**Work instructions**
Write only the number of lines holding the string "trimestriel".

**Raw records**
====================

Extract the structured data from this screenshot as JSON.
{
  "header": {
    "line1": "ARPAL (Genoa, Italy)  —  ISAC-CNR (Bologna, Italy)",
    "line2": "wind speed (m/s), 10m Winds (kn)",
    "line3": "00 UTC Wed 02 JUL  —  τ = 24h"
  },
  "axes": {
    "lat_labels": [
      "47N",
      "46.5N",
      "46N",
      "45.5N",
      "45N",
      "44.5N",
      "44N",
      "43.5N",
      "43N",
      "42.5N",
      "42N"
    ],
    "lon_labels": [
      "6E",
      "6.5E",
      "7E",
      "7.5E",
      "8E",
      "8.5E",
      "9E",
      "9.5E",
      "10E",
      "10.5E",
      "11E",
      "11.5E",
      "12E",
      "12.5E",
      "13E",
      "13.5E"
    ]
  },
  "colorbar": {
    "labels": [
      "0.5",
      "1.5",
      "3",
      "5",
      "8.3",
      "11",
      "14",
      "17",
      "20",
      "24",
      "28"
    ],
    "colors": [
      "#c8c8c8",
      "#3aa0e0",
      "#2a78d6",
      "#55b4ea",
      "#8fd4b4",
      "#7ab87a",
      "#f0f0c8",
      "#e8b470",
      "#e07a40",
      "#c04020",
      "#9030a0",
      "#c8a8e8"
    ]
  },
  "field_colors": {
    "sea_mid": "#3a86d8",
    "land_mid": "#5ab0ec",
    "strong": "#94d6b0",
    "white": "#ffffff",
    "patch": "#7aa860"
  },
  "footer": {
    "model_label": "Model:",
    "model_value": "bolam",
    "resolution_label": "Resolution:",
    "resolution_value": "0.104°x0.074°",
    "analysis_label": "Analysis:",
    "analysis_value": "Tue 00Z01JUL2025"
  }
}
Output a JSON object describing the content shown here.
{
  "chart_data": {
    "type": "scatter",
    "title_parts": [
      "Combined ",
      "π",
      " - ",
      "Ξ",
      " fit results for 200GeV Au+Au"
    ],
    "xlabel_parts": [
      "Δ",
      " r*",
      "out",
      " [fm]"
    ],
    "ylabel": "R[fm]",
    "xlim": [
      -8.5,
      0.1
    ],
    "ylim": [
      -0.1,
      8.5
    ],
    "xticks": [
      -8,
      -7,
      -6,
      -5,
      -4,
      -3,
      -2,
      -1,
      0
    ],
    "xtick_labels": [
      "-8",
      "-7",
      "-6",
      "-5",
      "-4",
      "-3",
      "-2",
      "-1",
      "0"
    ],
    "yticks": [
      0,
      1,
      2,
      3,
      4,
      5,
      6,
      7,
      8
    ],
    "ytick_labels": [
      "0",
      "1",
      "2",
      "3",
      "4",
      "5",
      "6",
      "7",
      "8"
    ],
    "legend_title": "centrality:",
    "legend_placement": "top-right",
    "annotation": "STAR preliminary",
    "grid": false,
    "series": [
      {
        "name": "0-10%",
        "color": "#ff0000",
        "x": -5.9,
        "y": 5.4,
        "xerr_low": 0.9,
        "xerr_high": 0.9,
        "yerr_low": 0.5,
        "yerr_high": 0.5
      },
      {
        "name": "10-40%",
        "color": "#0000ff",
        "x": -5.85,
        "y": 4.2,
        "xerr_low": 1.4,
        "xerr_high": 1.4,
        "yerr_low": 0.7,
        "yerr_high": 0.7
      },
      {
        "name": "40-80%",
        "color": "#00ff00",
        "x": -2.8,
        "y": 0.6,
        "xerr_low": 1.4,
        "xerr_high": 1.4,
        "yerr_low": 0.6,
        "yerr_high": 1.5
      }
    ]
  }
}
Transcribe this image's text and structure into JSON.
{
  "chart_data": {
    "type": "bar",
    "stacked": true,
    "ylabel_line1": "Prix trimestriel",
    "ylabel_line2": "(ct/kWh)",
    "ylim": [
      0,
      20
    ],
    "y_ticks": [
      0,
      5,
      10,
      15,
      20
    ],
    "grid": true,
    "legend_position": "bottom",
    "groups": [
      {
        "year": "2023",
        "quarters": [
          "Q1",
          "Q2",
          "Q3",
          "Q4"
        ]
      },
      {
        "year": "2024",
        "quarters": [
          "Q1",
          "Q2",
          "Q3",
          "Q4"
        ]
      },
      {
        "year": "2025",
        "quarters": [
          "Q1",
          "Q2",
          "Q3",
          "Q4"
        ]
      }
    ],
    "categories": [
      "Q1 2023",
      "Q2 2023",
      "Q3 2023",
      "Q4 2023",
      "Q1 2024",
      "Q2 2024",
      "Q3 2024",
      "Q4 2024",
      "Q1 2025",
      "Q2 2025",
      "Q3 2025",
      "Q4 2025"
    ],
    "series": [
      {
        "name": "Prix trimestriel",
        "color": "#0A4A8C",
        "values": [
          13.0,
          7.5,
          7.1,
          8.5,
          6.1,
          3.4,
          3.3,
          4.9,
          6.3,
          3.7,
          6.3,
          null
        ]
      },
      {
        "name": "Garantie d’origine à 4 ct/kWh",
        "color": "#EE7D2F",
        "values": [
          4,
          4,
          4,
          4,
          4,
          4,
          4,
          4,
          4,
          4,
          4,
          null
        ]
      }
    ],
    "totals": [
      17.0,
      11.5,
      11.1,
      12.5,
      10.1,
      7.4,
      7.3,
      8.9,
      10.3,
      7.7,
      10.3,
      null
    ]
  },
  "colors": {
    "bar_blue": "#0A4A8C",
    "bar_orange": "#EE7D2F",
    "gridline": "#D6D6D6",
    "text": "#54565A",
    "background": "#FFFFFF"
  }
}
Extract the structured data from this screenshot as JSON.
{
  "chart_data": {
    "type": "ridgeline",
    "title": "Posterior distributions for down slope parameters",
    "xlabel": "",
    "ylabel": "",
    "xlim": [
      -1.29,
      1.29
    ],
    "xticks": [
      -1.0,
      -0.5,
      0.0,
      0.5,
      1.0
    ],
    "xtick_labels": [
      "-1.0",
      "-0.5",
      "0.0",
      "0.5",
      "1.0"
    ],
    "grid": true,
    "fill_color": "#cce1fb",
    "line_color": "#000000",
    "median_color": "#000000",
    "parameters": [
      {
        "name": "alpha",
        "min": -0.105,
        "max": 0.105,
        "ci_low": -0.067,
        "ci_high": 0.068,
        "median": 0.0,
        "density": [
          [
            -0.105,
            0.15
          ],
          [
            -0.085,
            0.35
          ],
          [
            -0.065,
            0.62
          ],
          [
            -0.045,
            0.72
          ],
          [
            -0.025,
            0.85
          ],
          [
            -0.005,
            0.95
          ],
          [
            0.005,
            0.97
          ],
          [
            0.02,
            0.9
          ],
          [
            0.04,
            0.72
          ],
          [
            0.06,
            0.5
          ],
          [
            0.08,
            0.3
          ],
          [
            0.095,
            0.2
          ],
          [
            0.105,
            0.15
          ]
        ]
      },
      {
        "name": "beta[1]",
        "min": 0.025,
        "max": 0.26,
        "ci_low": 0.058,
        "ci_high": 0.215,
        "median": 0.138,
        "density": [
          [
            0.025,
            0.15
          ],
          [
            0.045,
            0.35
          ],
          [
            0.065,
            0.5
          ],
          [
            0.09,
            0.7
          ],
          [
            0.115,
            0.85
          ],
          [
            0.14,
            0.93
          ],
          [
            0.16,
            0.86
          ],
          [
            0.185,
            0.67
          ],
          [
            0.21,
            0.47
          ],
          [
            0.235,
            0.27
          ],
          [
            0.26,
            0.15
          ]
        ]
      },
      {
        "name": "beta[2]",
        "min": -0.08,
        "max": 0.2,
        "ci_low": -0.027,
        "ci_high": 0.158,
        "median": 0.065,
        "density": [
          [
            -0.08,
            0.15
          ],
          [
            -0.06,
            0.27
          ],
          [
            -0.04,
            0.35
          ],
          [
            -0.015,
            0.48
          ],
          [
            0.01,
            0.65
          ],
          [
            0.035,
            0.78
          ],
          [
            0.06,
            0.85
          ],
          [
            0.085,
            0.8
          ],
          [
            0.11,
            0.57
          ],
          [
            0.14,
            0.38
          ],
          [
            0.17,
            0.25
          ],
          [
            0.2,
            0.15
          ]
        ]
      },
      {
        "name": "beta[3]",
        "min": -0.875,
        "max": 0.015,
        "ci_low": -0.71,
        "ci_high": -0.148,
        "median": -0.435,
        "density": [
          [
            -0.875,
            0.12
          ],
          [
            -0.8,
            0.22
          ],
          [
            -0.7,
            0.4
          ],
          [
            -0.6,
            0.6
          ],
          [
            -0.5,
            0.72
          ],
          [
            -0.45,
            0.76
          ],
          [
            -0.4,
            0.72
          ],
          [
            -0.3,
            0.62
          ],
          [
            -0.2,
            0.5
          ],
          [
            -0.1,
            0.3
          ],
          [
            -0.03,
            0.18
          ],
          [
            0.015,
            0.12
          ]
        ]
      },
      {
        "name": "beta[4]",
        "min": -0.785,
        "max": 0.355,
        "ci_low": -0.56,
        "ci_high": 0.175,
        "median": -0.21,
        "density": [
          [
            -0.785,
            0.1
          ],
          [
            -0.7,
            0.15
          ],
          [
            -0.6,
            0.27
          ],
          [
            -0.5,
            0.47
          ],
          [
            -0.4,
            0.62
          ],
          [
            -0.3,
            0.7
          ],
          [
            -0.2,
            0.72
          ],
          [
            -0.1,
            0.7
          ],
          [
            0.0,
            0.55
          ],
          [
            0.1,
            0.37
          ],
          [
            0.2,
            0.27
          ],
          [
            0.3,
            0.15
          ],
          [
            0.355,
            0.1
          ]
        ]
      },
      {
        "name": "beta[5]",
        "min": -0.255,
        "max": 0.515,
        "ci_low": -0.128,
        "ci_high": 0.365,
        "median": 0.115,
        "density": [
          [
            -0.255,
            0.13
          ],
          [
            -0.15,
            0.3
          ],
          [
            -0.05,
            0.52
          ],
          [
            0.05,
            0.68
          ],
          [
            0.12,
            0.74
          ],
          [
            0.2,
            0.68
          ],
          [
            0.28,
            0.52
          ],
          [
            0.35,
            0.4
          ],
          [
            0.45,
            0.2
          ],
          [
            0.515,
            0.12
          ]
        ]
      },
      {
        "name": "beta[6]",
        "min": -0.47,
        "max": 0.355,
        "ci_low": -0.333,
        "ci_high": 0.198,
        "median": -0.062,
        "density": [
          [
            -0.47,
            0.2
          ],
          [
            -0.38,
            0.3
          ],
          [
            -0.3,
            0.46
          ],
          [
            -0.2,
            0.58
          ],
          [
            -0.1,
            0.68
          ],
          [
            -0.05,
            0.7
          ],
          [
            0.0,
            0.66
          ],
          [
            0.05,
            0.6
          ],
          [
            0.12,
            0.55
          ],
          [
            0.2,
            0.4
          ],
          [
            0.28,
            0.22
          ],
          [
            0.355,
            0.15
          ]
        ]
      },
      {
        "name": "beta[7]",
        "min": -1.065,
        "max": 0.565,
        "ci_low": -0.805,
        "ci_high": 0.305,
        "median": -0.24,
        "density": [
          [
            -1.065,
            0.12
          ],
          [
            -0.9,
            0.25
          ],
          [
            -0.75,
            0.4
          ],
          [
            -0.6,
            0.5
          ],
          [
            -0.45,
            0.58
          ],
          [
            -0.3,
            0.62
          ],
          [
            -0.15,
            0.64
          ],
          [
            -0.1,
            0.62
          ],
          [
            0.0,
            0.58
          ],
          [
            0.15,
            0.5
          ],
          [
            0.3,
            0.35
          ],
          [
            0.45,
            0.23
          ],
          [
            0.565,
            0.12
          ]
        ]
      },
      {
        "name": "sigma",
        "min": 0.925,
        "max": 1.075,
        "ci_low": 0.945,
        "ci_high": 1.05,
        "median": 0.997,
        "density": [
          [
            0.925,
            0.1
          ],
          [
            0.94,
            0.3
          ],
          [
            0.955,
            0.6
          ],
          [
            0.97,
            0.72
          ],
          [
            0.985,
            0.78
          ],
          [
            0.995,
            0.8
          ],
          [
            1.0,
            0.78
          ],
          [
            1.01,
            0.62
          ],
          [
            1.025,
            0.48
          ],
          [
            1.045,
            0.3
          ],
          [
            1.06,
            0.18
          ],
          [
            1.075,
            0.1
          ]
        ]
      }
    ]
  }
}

====================

**Reply**
2